◆ Aim of the task: Return all the data below as it stands, minus the pictures.
## START Data provided
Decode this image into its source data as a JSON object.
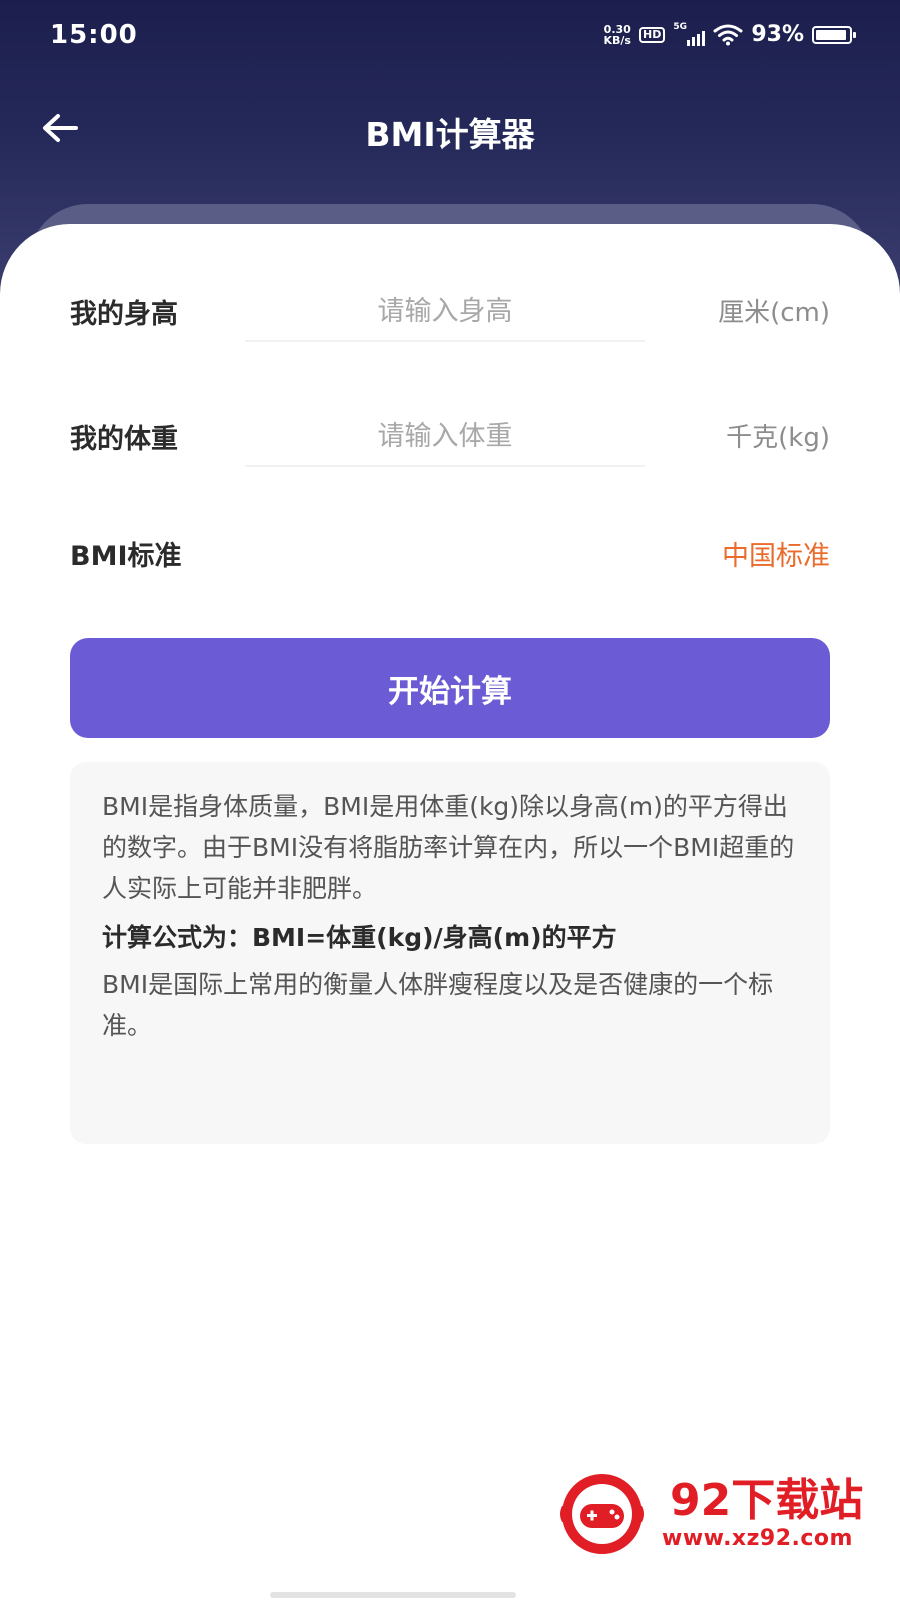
{
  "status_bar": {
    "time": "15:00",
    "net_speed_value": "0.30",
    "net_speed_unit": "KB/s",
    "hd_label": "HD",
    "network_type": "5G",
    "battery_percent": "93%",
    "battery_level": 0.93
  },
  "nav": {
    "back_icon": "arrow-left-icon",
    "title": "BMI计算器"
  },
  "form": {
    "height_label": "我的身高",
    "height_placeholder": "请输入身高",
    "height_unit": "厘米(cm)",
    "weight_label": "我的体重",
    "weight_placeholder": "请输入体重",
    "weight_unit": "千克(kg)",
    "standard_label": "BMI标准",
    "standard_value": "中国标准",
    "calculate_button": "开始计算"
  },
  "info": {
    "description": "BMI是指身体质量，BMI是用体重(kg)除以身高(m)的平方得出的数字。由于BMI没有将脂肪率计算在内，所以一个BMI超重的人实际上可能并非肥胖。",
    "formula": "计算公式为：BMI=体重(kg)/身高(m)的平方",
    "note": "BMI是国际上常用的衡量人体胖瘦程度以及是否健康的一个标准。"
  },
  "watermark": {
    "title": "92下载站",
    "url": "www.xz92.com"
  },
  "colors": {
    "header_dark": "#1c1f4d",
    "button_purple": "#6b5bd4",
    "standard_orange": "#ea6b2c",
    "watermark_red": "#e11d25"
  }
}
## END Data provided
◆ Exercise output:
Decode this image into its source data as a JSON object.
{
  "status_bar": {
    "time": "15:00",
    "net_speed_value": "0.30",
    "net_speed_unit": "KB/s",
    "hd_label": "HD",
    "network_type": "5G",
    "battery_percent": "93%",
    "battery_level": 0.93
  },
  "nav": {
    "back_icon": "arrow-left-icon",
    "title": "BMI计算器"
  },
  "form": {
    "height_label": "我的身高",
    "height_placeholder": "请输入身高",
    "height_unit": "厘米(cm)",
    "weight_label": "我的体重",
    "weight_placeholder": "请输入体重",
    "weight_unit": "千克(kg)",
    "standard_label": "BMI标准",
    "standard_value": "中国标准",
    "calculate_button": "开始计算"
  },
  "info": {
    "description": "BMI是指身体质量，BMI是用体重(kg)除以身高(m)的平方得出的数字。由于BMI没有将脂肪率计算在内，所以一个BMI超重的人实际上可能并非肥胖。",
    "formula": "计算公式为：BMI=体重(kg)/身高(m)的平方",
    "note": "BMI是国际上常用的衡量人体胖瘦程度以及是否健康的一个标准。"
  },
  "watermark": {
    "title": "92下载站",
    "url": "www.xz92.com"
  },
  "colors": {
    "header_dark": "#1c1f4d",
    "button_purple": "#6b5bd4",
    "standard_orange": "#ea6b2c",
    "watermark_red": "#e11d25"
  }
}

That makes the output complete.